'''
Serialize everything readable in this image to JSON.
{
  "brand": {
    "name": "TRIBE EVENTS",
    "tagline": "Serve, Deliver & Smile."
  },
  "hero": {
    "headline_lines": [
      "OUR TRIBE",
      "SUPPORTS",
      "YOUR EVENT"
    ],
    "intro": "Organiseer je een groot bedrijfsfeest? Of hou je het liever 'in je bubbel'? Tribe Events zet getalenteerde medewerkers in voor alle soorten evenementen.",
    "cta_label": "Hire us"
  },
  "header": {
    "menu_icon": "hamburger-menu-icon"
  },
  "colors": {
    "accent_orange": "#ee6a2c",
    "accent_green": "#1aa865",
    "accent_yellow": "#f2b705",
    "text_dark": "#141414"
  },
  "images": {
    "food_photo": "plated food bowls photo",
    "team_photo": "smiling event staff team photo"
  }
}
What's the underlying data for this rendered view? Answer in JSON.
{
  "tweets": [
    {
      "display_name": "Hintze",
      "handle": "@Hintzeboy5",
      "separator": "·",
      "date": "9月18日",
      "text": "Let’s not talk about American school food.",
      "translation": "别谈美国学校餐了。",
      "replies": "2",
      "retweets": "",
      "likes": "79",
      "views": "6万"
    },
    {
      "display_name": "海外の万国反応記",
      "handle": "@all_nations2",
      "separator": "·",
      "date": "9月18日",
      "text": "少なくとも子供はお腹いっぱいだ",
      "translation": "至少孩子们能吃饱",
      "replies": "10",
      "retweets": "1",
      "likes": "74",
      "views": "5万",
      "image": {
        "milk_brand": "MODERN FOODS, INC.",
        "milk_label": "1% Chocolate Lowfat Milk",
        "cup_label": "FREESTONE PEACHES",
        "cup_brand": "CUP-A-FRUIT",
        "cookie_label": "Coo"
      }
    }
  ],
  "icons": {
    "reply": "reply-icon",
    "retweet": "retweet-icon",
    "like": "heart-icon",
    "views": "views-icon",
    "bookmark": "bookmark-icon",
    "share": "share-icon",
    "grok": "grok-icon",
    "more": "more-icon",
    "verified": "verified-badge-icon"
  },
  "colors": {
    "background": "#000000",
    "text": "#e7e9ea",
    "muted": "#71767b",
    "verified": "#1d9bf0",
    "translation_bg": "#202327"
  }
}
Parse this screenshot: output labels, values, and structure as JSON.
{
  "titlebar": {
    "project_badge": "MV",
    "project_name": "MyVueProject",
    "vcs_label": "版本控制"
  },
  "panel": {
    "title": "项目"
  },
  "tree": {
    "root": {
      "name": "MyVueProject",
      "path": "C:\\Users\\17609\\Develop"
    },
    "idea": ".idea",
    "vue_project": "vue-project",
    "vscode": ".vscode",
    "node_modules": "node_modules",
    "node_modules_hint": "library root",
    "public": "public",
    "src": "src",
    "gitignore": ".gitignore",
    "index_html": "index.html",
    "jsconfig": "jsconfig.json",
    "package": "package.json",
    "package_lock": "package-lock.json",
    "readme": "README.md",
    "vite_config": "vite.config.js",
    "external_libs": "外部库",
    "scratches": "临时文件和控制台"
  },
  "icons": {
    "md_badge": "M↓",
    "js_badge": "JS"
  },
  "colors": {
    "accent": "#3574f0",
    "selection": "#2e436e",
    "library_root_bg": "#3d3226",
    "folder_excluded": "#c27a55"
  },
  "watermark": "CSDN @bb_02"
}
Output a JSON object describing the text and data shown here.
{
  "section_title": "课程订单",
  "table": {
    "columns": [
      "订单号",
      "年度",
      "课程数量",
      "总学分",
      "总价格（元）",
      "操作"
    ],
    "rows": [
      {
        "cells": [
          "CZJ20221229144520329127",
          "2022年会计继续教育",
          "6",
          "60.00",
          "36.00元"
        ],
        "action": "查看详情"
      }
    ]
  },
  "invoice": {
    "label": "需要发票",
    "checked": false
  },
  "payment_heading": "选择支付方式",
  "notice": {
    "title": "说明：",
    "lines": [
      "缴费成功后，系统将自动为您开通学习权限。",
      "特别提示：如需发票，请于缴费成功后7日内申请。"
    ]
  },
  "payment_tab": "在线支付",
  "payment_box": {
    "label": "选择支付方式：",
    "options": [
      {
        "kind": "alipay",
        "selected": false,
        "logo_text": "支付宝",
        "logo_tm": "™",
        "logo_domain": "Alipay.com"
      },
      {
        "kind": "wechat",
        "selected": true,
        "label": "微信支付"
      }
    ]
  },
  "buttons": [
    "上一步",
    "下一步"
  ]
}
'''
> [INSTRUCTION] Please restate the data word for word, every record included.

> [SOLVED PROBLEM]
Serialize everything readable in this image to JSON.
{
  "brand": {
    "name": "TRIBE EVENTS",
    "tagline": "Serve, Deliver & Smile."
  },
  "hero": {
    "headline_lines": [
      "OUR TRIBE",
      "SUPPORTS",
      "YOUR EVENT"
    ],
    "intro": "Organiseer je een groot bedrijfsfeest? Of hou je het liever 'in je bubbel'? Tribe Events zet getalenteerde medewerkers in voor alle soorten evenementen.",
    "cta_label": "Hire us"
  },
  "header": {
    "menu_icon": "hamburger-menu-icon"
  },
  "colors": {
    "accent_orange": "#ee6a2c",
    "accent_green": "#1aa865",
    "accent_yellow": "#f2b705",
    "text_dark": "#141414"
  },
  "images": {
    "food_photo": "plated food bowls photo",
    "team_photo": "smiling event staff team photo"
  }
}
What's the underlying data for this rendered view? Answer in JSON.
{
  "tweets": [
    {
      "display_name": "Hintze",
      "handle": "@Hintzeboy5",
      "separator": "·",
      "date": "9月18日",
      "text": "Let’s not talk about American school food.",
      "translation": "别谈美国学校餐了。",
      "replies": "2",
      "retweets": "",
      "likes": "79",
      "views": "6万"
    },
    {
      "display_name": "海外の万国反応記",
      "handle": "@all_nations2",
      "separator": "·",
      "date": "9月18日",
      "text": "少なくとも子供はお腹いっぱいだ",
      "translation": "至少孩子们能吃饱",
      "replies": "10",
      "retweets": "1",
      "likes": "74",
      "views": "5万",
      "image": {
        "milk_brand": "MODERN FOODS, INC.",
        "milk_label": "1% Chocolate Lowfat Milk",
        "cup_label": "FREESTONE PEACHES",
        "cup_brand": "CUP-A-FRUIT",
        "cookie_label": "Coo"
      }
    }
  ],
  "icons": {
    "reply": "reply-icon",
    "retweet": "retweet-icon",
    "like": "heart-icon",
    "views": "views-icon",
    "bookmark": "bookmark-icon",
    "share": "share-icon",
    "grok": "grok-icon",
    "more": "more-icon",
    "verified": "verified-badge-icon"
  },
  "colors": {
    "background": "#000000",
    "text": "#e7e9ea",
    "muted": "#71767b",
    "verified": "#1d9bf0",
    "translation_bg": "#202327"
  }
}
Parse this screenshot: output labels, values, and structure as JSON.
{
  "titlebar": {
    "project_badge": "MV",
    "project_name": "MyVueProject",
    "vcs_label": "版本控制"
  },
  "panel": {
    "title": "项目"
  },
  "tree": {
    "root": {
      "name": "MyVueProject",
      "path": "C:\\Users\\17609\\Develop"
    },
    "idea": ".idea",
    "vue_project": "vue-project",
    "vscode": ".vscode",
    "node_modules": "node_modules",
    "node_modules_hint": "library root",
    "public": "public",
    "src": "src",
    "gitignore": ".gitignore",
    "index_html": "index.html",
    "jsconfig": "jsconfig.json",
    "package": "package.json",
    "package_lock": "package-lock.json",
    "readme": "README.md",
    "vite_config": "vite.config.js",
    "external_libs": "外部库",
    "scratches": "临时文件和控制台"
  },
  "icons": {
    "md_badge": "M↓",
    "js_badge": "JS"
  },
  "colors": {
    "accent": "#3574f0",
    "selection": "#2e436e",
    "library_root_bg": "#3d3226",
    "folder_excluded": "#c27a55"
  },
  "watermark": "CSDN @bb_02"
}
Output a JSON object describing the text and data shown here.
{
  "section_title": "课程订单",
  "table": {
    "columns": [
      "订单号",
      "年度",
      "课程数量",
      "总学分",
      "总价格（元）",
      "操作"
    ],
    "rows": [
      {
        "cells": [
          "CZJ20221229144520329127",
          "2022年会计继续教育",
          "6",
          "60.00",
          "36.00元"
        ],
        "action": "查看详情"
      }
    ]
  },
  "invoice": {
    "label": "需要发票",
    "checked": false
  },
  "payment_heading": "选择支付方式",
  "notice": {
    "title": "说明：",
    "lines": [
      "缴费成功后，系统将自动为您开通学习权限。",
      "特别提示：如需发票，请于缴费成功后7日内申请。"
    ]
  },
  "payment_tab": "在线支付",
  "payment_box": {
    "label": "选择支付方式：",
    "options": [
      {
        "kind": "alipay",
        "selected": false,
        "logo_text": "支付宝",
        "logo_tm": "™",
        "logo_domain": "Alipay.com"
      },
      {
        "kind": "wechat",
        "selected": true,
        "label": "微信支付"
      }
    ]
  },
  "buttons": [
    "上一步",
    "下一步"
  ]
}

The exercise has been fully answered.